● **TASK TO CARRY OUT**
Find the lines holding "icon" and copy them.

● **RECORD SET**
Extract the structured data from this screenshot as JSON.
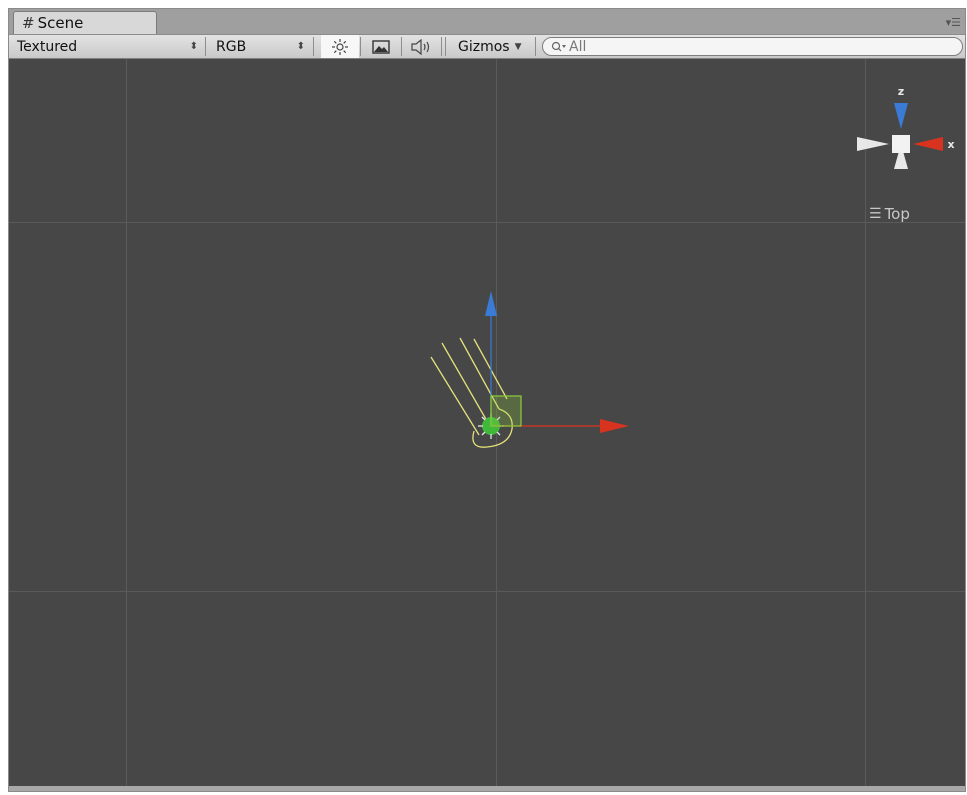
{
  "window": {
    "tab_label": "Scene",
    "tab_icon": "grid-icon"
  },
  "toolbar": {
    "render_mode": "Textured",
    "color_mode": "RGB",
    "lighting_icon": "sun-icon",
    "image_icon": "image-icon",
    "audio_icon": "speaker-icon",
    "gizmos_label": "Gizmos",
    "search_placeholder": "All"
  },
  "scene_gizmo": {
    "axis_z_label": "z",
    "axis_x_label": "x",
    "view_label": "Top",
    "colors": {
      "z": "#3a7bd5",
      "x": "#d8331f",
      "neutral": "#e8e8e8"
    }
  },
  "viewport": {
    "background_color": "#474747",
    "grid_color": "#5a5a5a",
    "light_color": "#e6e27a",
    "handle_colors": {
      "y": "#3a7bd5",
      "x": "#d8331f",
      "center": "#8ccf3a"
    }
  }
}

● **SOLUTION TO THIS TASK**
    "tab_icon": "grid-icon"
    "lighting_icon": "sun-icon",
    "image_icon": "image-icon",
    "audio_icon": "speaker-icon",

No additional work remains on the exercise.